WHAT YOU NEED TO DO> Return all of the data exactly as written, without the pictures.

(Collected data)
• • • • • • •
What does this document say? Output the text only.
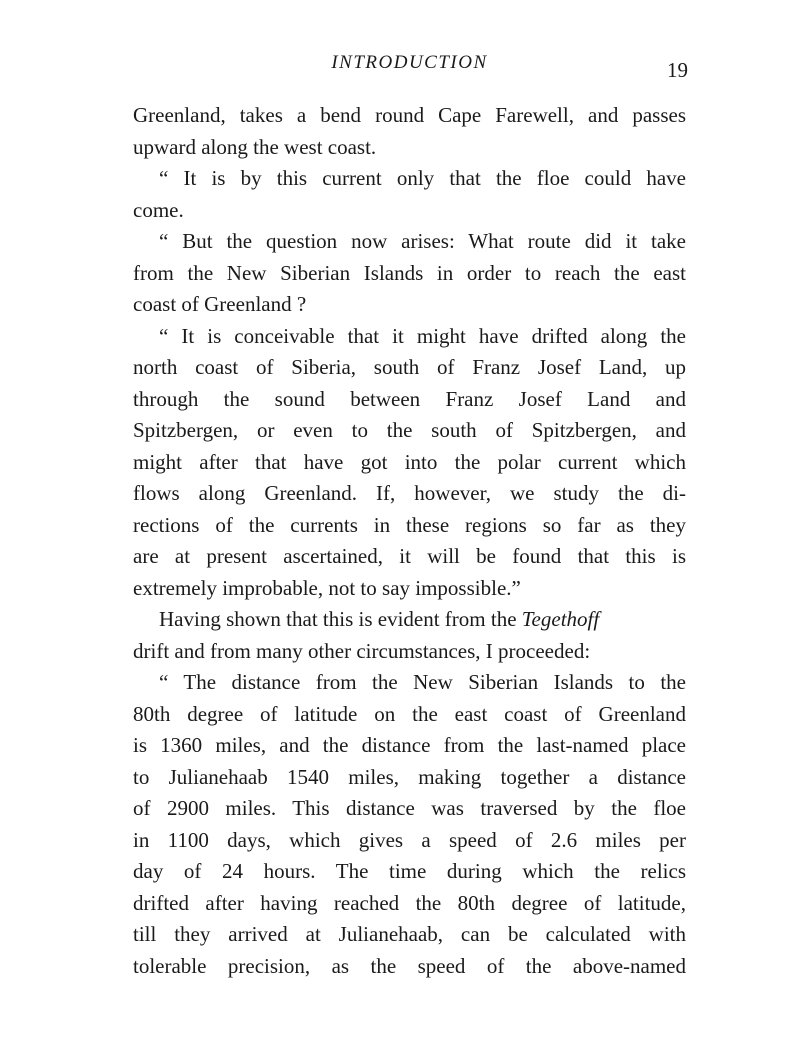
INTRODUCTION	19
Greenland, takes a bend round Cape Farewell, and passes
upward along the west coast.
“ It is by this current only that the floe could have
come.
“ But the question now arises: What route did it take
from the New Siberian Islands in order to reach the east
coast of Greenland ?
“ It is conceivable that it might have drifted along the
north coast of Siberia, south of Franz Josef Land, up
through the sound between Franz Josef Land and
Spitzbergen, or even to the south of Spitzbergen, and
might after that have got into the polar current which
flows along Greenland. If, however, we study the di-
rections of the currents in these regions so far as they
are at present ascertained, it will be found that this is
extremely improbable, not to say impossible.”
Having shown that this is evident from the Tegethoff
drift and from many other circumstances, I proceeded:
“ The distance from the New Siberian Islands to the
80th degree of latitude on the east coast of Greenland
is 1360 miles, and the distance from the last-named place
to Julianehaab 1540 miles, making together a distance
of 2900 miles. This distance was traversed by the floe
in 1100 days, which gives a speed of 2.6 miles per
day of 24 hours. The time during which the relics
drifted after having reached the 80th degree of latitude,
till they arrived at Julianehaab, can be calculated with
tolerable precision, as the speed of the above-named
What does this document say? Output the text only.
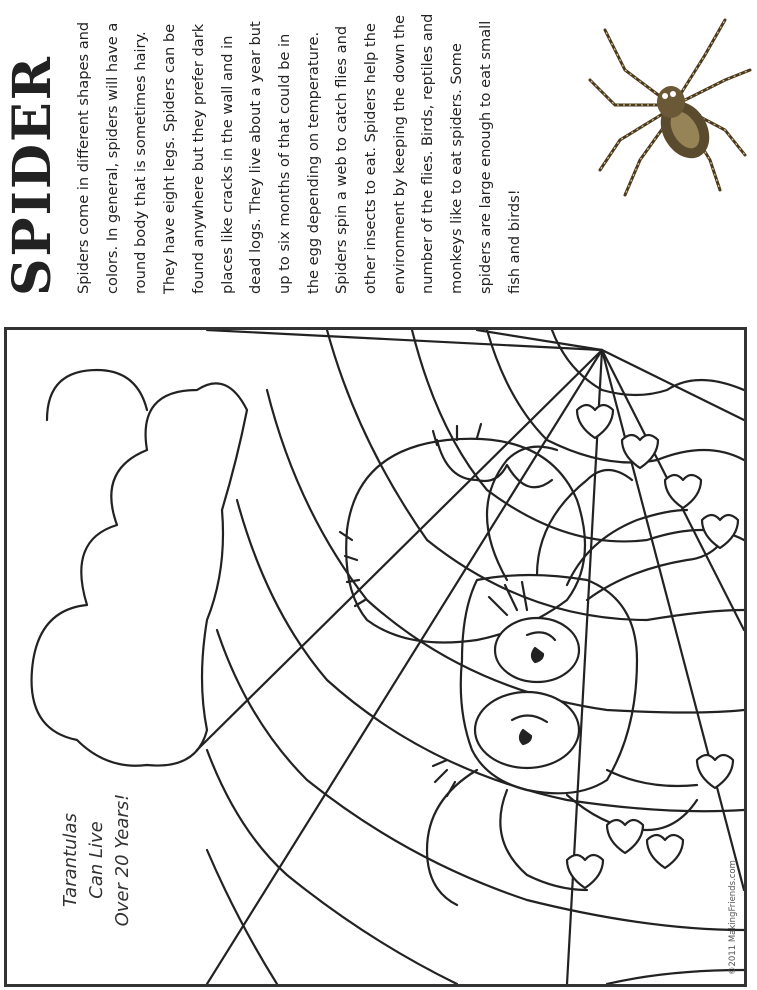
SPIDER Spiders come in different shapes and colors. In general, spiders will have a round body that is sometimes hairy. They have eight legs. Spiders can be found anywhere but they prefer dark places like cracks in the wall and in dead logs. They live about a year but up to six months of that could be in the egg depending on temperature. Spiders spin a web to catch flies and other insects to eat. Spiders help the environment by keeping the down the number of the flies. Birds, reptiles and monkeys like to eat spiders. Some spiders are large enough to eat small fish and birds!

Tarantulas Can Live Over 20 Years!	©2011 MakingFriends.com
• • • • • • •
TASK ANSWER>
What does this document say? Output the text only.
INTRODUCTION	19
Greenland, takes a bend round Cape Farewell, and passes
upward along the west coast.
“ It is by this current only that the floe could have
come.
“ But the question now arises: What route did it take
from the New Siberian Islands in order to reach the east
coast of Greenland ?
“ It is conceivable that it might have drifted along the
north coast of Siberia, south of Franz Josef Land, up
through the sound between Franz Josef Land and
Spitzbergen, or even to the south of Spitzbergen, and
might after that have got into the polar current which
flows along Greenland. If, however, we study the di-
rections of the currents in these regions so far as they
are at present ascertained, it will be found that this is
extremely improbable, not to say impossible.”
Having shown that this is evident from the Tegethoff
drift and from many other circumstances, I proceeded:
“ The distance from the New Siberian Islands to the
80th degree of latitude on the east coast of Greenland
is 1360 miles, and the distance from the last-named place
to Julianehaab 1540 miles, making together a distance
of 2900 miles. This distance was traversed by the floe
in 1100 days, which gives a speed of 2.6 miles per
day of 24 hours. The time during which the relics
drifted after having reached the 80th degree of latitude,
till they arrived at Julianehaab, can be calculated with
tolerable precision, as the speed of the above-named
What does this document say? Output the text only.
SPIDER Spiders come in different shapes and colors. In general, spiders will have a round body that is sometimes hairy. They have eight legs. Spiders can be found anywhere but they prefer dark places like cracks in the wall and in dead logs. They live about a year but up to six months of that could be in the egg depending on temperature. Spiders spin a web to catch flies and other insects to eat. Spiders help the environment by keeping the down the number of the flies. Birds, reptiles and monkeys like to eat spiders. Some spiders are large enough to eat small fish and birds!

Tarantulas Can Live Over 20 Years!	©2011 MakingFriends.com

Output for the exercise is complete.